→ **Stated problem**:
Return every record verbatim.

══ Material to process ══

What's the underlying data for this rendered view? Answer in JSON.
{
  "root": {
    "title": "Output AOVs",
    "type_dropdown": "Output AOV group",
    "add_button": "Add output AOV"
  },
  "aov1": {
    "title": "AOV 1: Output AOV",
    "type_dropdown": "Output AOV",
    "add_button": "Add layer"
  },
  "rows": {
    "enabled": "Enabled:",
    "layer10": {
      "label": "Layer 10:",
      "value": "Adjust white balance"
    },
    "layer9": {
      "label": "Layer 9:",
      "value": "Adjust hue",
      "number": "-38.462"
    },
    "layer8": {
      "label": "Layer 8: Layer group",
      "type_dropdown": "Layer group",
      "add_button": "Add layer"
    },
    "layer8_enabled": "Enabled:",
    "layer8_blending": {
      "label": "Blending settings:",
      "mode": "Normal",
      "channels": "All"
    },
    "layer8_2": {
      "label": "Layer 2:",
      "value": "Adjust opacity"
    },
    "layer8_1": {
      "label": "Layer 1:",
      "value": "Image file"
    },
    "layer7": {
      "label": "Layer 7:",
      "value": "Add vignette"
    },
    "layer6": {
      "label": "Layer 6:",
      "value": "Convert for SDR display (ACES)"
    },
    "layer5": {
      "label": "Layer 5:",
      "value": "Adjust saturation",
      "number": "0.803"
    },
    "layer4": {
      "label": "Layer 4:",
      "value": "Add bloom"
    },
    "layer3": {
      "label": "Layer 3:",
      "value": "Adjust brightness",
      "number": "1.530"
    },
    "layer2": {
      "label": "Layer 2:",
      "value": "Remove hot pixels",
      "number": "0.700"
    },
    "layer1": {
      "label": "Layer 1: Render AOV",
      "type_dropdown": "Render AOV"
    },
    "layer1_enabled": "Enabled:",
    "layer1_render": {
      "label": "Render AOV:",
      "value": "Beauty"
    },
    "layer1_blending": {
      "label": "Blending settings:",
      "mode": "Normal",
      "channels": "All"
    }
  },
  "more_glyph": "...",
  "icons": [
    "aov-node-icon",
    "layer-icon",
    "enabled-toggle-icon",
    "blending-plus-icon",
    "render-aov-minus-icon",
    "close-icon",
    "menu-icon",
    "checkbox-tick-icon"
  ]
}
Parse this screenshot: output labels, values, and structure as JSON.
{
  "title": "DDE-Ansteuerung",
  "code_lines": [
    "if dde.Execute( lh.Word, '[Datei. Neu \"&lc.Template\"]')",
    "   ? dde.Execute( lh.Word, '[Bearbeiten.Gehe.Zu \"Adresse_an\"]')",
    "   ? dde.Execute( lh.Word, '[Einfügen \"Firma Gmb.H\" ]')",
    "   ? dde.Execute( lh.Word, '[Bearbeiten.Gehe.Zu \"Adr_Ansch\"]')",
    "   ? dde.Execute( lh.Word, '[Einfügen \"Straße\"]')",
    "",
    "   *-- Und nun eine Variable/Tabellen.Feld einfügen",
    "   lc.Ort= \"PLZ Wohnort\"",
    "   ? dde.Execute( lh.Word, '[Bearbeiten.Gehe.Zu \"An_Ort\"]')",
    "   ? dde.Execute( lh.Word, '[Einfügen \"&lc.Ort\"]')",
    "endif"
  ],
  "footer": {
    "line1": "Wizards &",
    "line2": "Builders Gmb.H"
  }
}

═══

→ **Reply to the task**:
What's the underlying data for this rendered view? Answer in JSON.
{
  "root": {
    "title": "Output AOVs",
    "type_dropdown": "Output AOV group",
    "add_button": "Add output AOV"
  },
  "aov1": {
    "title": "AOV 1: Output AOV",
    "type_dropdown": "Output AOV",
    "add_button": "Add layer"
  },
  "rows": {
    "enabled": "Enabled:",
    "layer10": {
      "label": "Layer 10:",
      "value": "Adjust white balance"
    },
    "layer9": {
      "label": "Layer 9:",
      "value": "Adjust hue",
      "number": "-38.462"
    },
    "layer8": {
      "label": "Layer 8: Layer group",
      "type_dropdown": "Layer group",
      "add_button": "Add layer"
    },
    "layer8_enabled": "Enabled:",
    "layer8_blending": {
      "label": "Blending settings:",
      "mode": "Normal",
      "channels": "All"
    },
    "layer8_2": {
      "label": "Layer 2:",
      "value": "Adjust opacity"
    },
    "layer8_1": {
      "label": "Layer 1:",
      "value": "Image file"
    },
    "layer7": {
      "label": "Layer 7:",
      "value": "Add vignette"
    },
    "layer6": {
      "label": "Layer 6:",
      "value": "Convert for SDR display (ACES)"
    },
    "layer5": {
      "label": "Layer 5:",
      "value": "Adjust saturation",
      "number": "0.803"
    },
    "layer4": {
      "label": "Layer 4:",
      "value": "Add bloom"
    },
    "layer3": {
      "label": "Layer 3:",
      "value": "Adjust brightness",
      "number": "1.530"
    },
    "layer2": {
      "label": "Layer 2:",
      "value": "Remove hot pixels",
      "number": "0.700"
    },
    "layer1": {
      "label": "Layer 1: Render AOV",
      "type_dropdown": "Render AOV"
    },
    "layer1_enabled": "Enabled:",
    "layer1_render": {
      "label": "Render AOV:",
      "value": "Beauty"
    },
    "layer1_blending": {
      "label": "Blending settings:",
      "mode": "Normal",
      "channels": "All"
    }
  },
  "more_glyph": "...",
  "icons": [
    "aov-node-icon",
    "layer-icon",
    "enabled-toggle-icon",
    "blending-plus-icon",
    "render-aov-minus-icon",
    "close-icon",
    "menu-icon",
    "checkbox-tick-icon"
  ]
}
Parse this screenshot: output labels, values, and structure as JSON.
{
  "title": "DDE-Ansteuerung",
  "code_lines": [
    "if dde.Execute( lh.Word, '[Datei. Neu \"&lc.Template\"]')",
    "   ? dde.Execute( lh.Word, '[Bearbeiten.Gehe.Zu \"Adresse_an\"]')",
    "   ? dde.Execute( lh.Word, '[Einfügen \"Firma Gmb.H\" ]')",
    "   ? dde.Execute( lh.Word, '[Bearbeiten.Gehe.Zu \"Adr_Ansch\"]')",
    "   ? dde.Execute( lh.Word, '[Einfügen \"Straße\"]')",
    "",
    "   *-- Und nun eine Variable/Tabellen.Feld einfügen",
    "   lc.Ort= \"PLZ Wohnort\"",
    "   ? dde.Execute( lh.Word, '[Bearbeiten.Gehe.Zu \"An_Ort\"]')",
    "   ? dde.Execute( lh.Word, '[Einfügen \"&lc.Ort\"]')",
    "endif"
  ],
  "footer": {
    "line1": "Wizards &",
    "line2": "Builders Gmb.H"
  }
}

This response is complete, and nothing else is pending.